Task objective => Only the pictures are left out: repeat the rest of the entries exactly.

Information shown =>
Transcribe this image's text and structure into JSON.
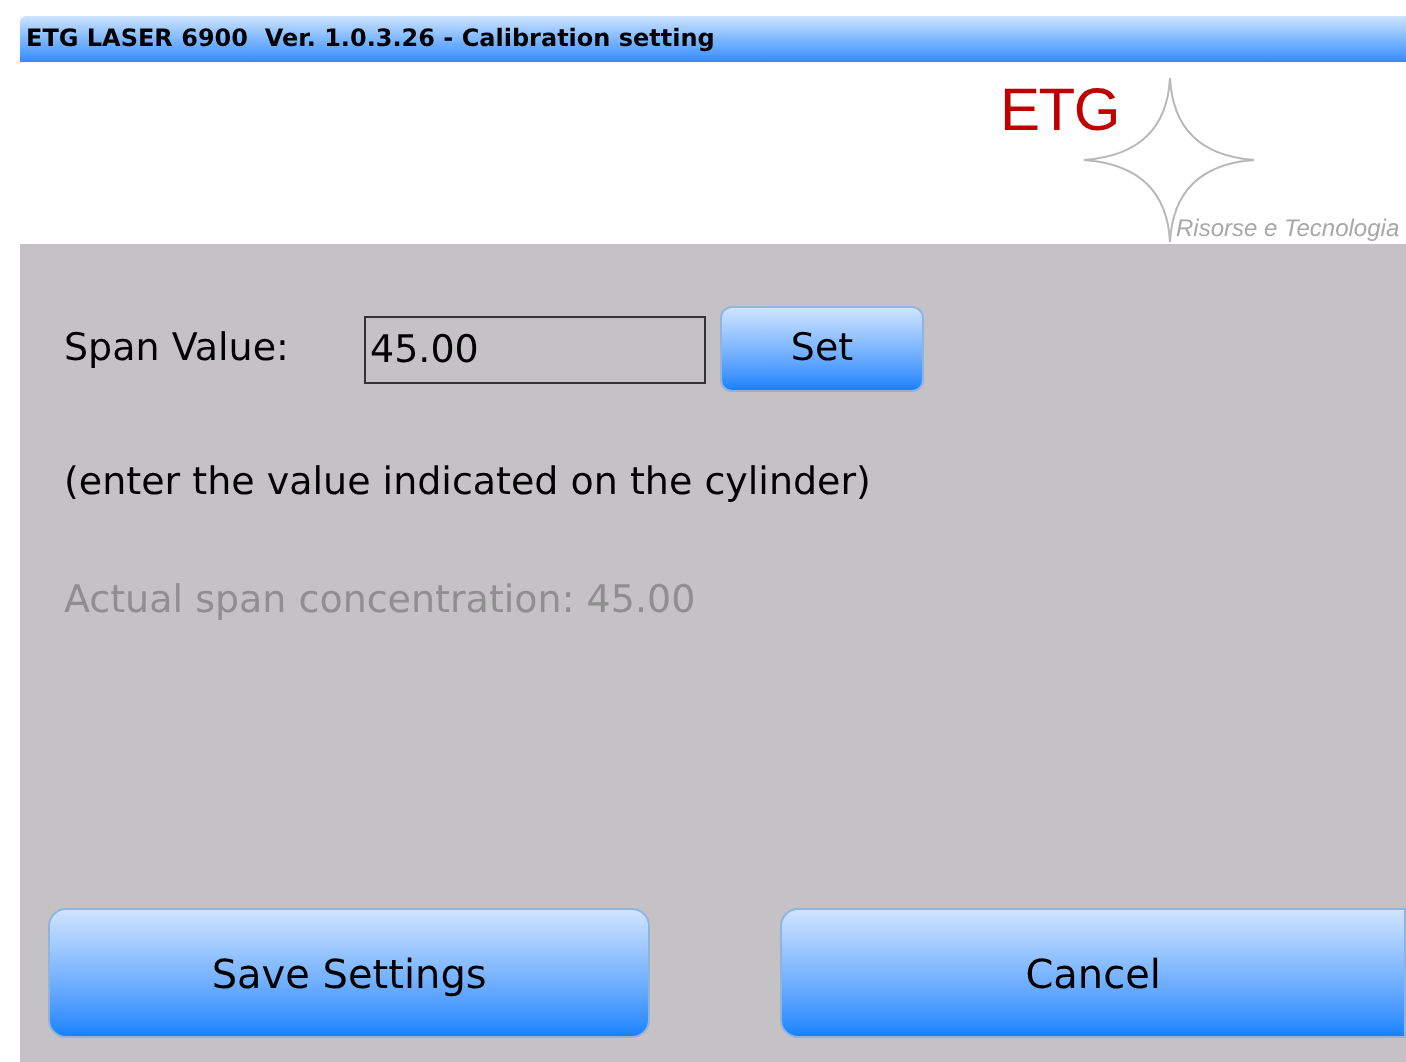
{
  "window": {
    "title": "ETG LASER 6900  Ver. 1.0.3.26 - Calibration setting"
  },
  "logo": {
    "name": "ETG",
    "tagline": "Risorse e Tecnologia"
  },
  "span": {
    "label": "Span Value:",
    "value": "45.00",
    "button": "Set"
  },
  "hint": "(enter the value indicated on the cylinder)",
  "actual": {
    "text": "Actual span concentration: 45.00",
    "disabled": true
  },
  "buttons": [
    "Save Settings",
    "Cancel"
  ]
}
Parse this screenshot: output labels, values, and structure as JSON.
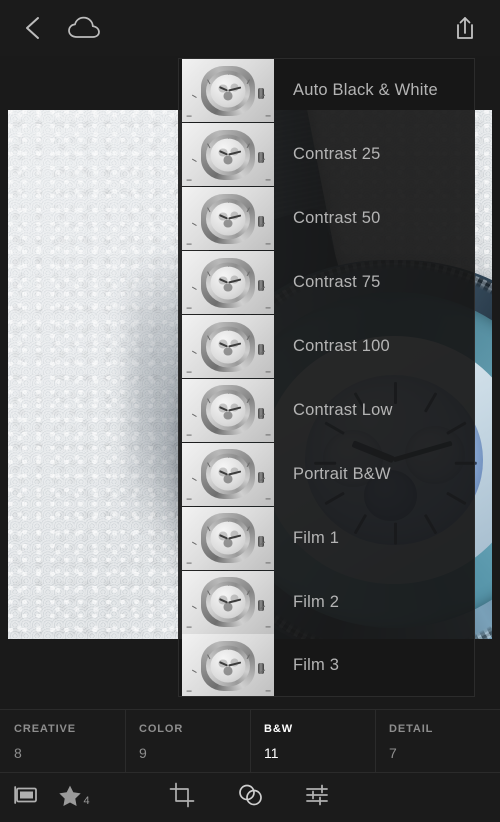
{
  "topbar": {
    "back_icon": "chevron-left-icon",
    "cloud_icon": "cloud-icon",
    "share_icon": "share-export-icon"
  },
  "photo": {
    "subject": "blue chronograph wristwatch on white textured surface"
  },
  "preset_panel": {
    "items": [
      {
        "label": "Auto Black & White"
      },
      {
        "label": "Contrast 25"
      },
      {
        "label": "Contrast 50"
      },
      {
        "label": "Contrast 75"
      },
      {
        "label": "Contrast 100"
      },
      {
        "label": "Contrast Low"
      },
      {
        "label": "Portrait B&W"
      },
      {
        "label": "Film 1"
      },
      {
        "label": "Film 2"
      },
      {
        "label": "Film 3"
      }
    ]
  },
  "categories": [
    {
      "name": "CREATIVE",
      "count": "8",
      "active": false
    },
    {
      "name": "COLOR",
      "count": "9",
      "active": false
    },
    {
      "name": "B&W",
      "count": "11",
      "active": true
    },
    {
      "name": "DETAIL",
      "count": "7",
      "active": false
    }
  ],
  "toolbar": {
    "filmstrip_icon": "filmstrip-icon",
    "star_icon": "star-icon",
    "star_count": "4",
    "crop_icon": "crop-icon",
    "presets_icon": "presets-circles-icon",
    "edit_icon": "sliders-icon"
  },
  "colors": {
    "background": "#1a1a1a",
    "panel": "#181818",
    "label_inactive": "#8e8e8e",
    "label_active": "#ffffff",
    "preset_text": "#b4b4b4"
  }
}
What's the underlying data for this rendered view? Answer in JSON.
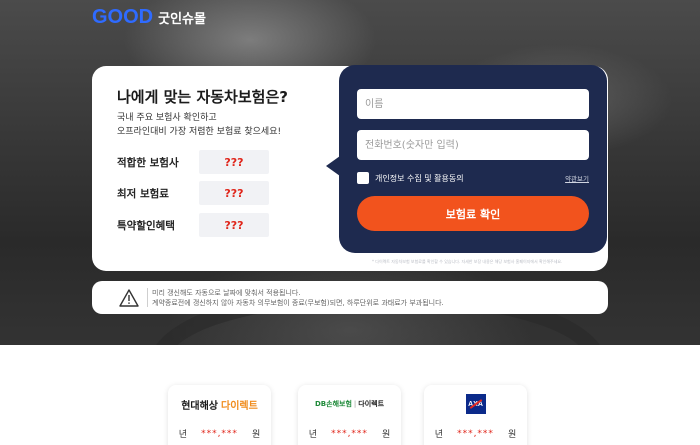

Reply =>
Transcribe this image's text and structure into JSON.
{
  "window": {
    "title": "ETG LASER 6900  Ver. 1.0.3.26 - Calibration setting"
  },
  "logo": {
    "name": "ETG",
    "tagline": "Risorse e Tecnologia"
  },
  "span": {
    "label": "Span Value:",
    "value": "45.00",
    "button": "Set"
  },
  "hint": "(enter the value indicated on the cylinder)",
  "actual": {
    "text": "Actual span concentration: 45.00",
    "disabled": true
  },
  "buttons": [
    "Save Settings",
    "Cancel"
  ]
}
Parse this screenshot: output labels, values, and structure as JSON.
{
  "topbar": {
    "back_icon": "chevron-left-icon",
    "cloud_icon": "cloud-icon",
    "share_icon": "share-export-icon"
  },
  "photo": {
    "subject": "blue chronograph wristwatch on white textured surface"
  },
  "preset_panel": {
    "items": [
      {
        "label": "Auto Black & White"
      },
      {
        "label": "Contrast 25"
      },
      {
        "label": "Contrast 50"
      },
      {
        "label": "Contrast 75"
      },
      {
        "label": "Contrast 100"
      },
      {
        "label": "Contrast Low"
      },
      {
        "label": "Portrait B&W"
      },
      {
        "label": "Film 1"
      },
      {
        "label": "Film 2"
      },
      {
        "label": "Film 3"
      }
    ]
  },
  "categories": [
    {
      "name": "CREATIVE",
      "count": "8",
      "active": false
    },
    {
      "name": "COLOR",
      "count": "9",
      "active": false
    },
    {
      "name": "B&W",
      "count": "11",
      "active": true
    },
    {
      "name": "DETAIL",
      "count": "7",
      "active": false
    }
  ],
  "toolbar": {
    "filmstrip_icon": "filmstrip-icon",
    "star_icon": "star-icon",
    "star_count": "4",
    "crop_icon": "crop-icon",
    "presets_icon": "presets-circles-icon",
    "edit_icon": "sliders-icon"
  },
  "colors": {
    "background": "#1a1a1a",
    "panel": "#181818",
    "label_inactive": "#8e8e8e",
    "label_active": "#ffffff",
    "preset_text": "#b4b4b4"
  }
}
What's the underlying data for this rendered view? Answer in JSON.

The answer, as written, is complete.